◆ **Listed entries**
---

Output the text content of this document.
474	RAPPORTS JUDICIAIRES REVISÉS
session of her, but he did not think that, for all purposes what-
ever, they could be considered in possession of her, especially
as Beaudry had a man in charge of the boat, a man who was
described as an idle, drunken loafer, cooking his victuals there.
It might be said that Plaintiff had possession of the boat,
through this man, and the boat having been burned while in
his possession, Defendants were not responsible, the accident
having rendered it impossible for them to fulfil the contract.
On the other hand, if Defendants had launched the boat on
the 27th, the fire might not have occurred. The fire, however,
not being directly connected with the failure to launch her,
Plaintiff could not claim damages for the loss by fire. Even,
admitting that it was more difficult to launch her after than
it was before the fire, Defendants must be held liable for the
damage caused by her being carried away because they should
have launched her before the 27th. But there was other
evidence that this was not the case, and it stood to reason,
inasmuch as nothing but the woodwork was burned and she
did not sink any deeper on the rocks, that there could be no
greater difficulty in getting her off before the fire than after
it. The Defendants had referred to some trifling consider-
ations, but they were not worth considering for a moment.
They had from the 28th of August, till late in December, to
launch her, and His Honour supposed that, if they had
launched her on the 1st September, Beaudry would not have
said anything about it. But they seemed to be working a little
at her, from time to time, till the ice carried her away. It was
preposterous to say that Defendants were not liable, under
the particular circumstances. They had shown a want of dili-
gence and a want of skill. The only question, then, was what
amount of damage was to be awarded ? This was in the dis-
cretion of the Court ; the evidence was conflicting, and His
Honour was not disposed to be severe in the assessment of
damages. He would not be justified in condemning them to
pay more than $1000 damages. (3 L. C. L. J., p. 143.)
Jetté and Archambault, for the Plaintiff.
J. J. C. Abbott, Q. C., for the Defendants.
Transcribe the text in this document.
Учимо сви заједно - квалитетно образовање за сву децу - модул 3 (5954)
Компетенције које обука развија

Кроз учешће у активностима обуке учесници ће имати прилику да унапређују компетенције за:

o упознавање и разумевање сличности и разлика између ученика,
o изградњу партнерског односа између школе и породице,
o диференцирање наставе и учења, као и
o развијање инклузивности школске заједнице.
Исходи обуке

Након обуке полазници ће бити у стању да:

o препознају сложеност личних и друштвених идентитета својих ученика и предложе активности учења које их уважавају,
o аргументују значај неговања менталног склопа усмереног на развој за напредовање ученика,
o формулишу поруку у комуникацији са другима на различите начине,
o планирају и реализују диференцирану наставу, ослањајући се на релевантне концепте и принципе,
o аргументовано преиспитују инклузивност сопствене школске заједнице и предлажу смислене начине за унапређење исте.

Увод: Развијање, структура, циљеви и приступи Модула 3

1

---

◆ **Task instructions**
Send back each record exactly as it stands.

◆ **Written answer**
Output the text content of this document.
474	RAPPORTS JUDICIAIRES REVISÉS
session of her, but he did not think that, for all purposes what-
ever, they could be considered in possession of her, especially
as Beaudry had a man in charge of the boat, a man who was
described as an idle, drunken loafer, cooking his victuals there.
It might be said that Plaintiff had possession of the boat,
through this man, and the boat having been burned while in
his possession, Defendants were not responsible, the accident
having rendered it impossible for them to fulfil the contract.
On the other hand, if Defendants had launched the boat on
the 27th, the fire might not have occurred. The fire, however,
not being directly connected with the failure to launch her,
Plaintiff could not claim damages for the loss by fire. Even,
admitting that it was more difficult to launch her after than
it was before the fire, Defendants must be held liable for the
damage caused by her being carried away because they should
have launched her before the 27th. But there was other
evidence that this was not the case, and it stood to reason,
inasmuch as nothing but the woodwork was burned and she
did not sink any deeper on the rocks, that there could be no
greater difficulty in getting her off before the fire than after
it. The Defendants had referred to some trifling consider-
ations, but they were not worth considering for a moment.
They had from the 28th of August, till late in December, to
launch her, and His Honour supposed that, if they had
launched her on the 1st September, Beaudry would not have
said anything about it. But they seemed to be working a little
at her, from time to time, till the ice carried her away. It was
preposterous to say that Defendants were not liable, under
the particular circumstances. They had shown a want of dili-
gence and a want of skill. The only question, then, was what
amount of damage was to be awarded ? This was in the dis-
cretion of the Court ; the evidence was conflicting, and His
Honour was not disposed to be severe in the assessment of
damages. He would not be justified in condemning them to
pay more than $1000 damages. (3 L. C. L. J., p. 143.)
Jetté and Archambault, for the Plaintiff.
J. J. C. Abbott, Q. C., for the Defendants.
Transcribe the text in this document.
Учимо сви заједно - квалитетно образовање за сву децу - модул 3 (5954)
Компетенције које обука развија

Кроз учешће у активностима обуке учесници ће имати прилику да унапређују компетенције за:

o упознавање и разумевање сличности и разлика између ученика,
o изградњу партнерског односа између школе и породице,
o диференцирање наставе и учења, као и
o развијање инклузивности школске заједнице.
Исходи обуке

Након обуке полазници ће бити у стању да:

o препознају сложеност личних и друштвених идентитета својих ученика и предложе активности учења које их уважавају,
o аргументују значај неговања менталног склопа усмереног на развој за напредовање ученика,
o формулишу поруку у комуникацији са другима на различите начине,
o планирају и реализују диференцирану наставу, ослањајући се на релевантне концепте и принципе,
o аргументовано преиспитују инклузивност сопствене школске заједнице и предлажу смислене начине за унапређење исте.

Увод: Развијање, структура, циљеви и приступи Модула 3

1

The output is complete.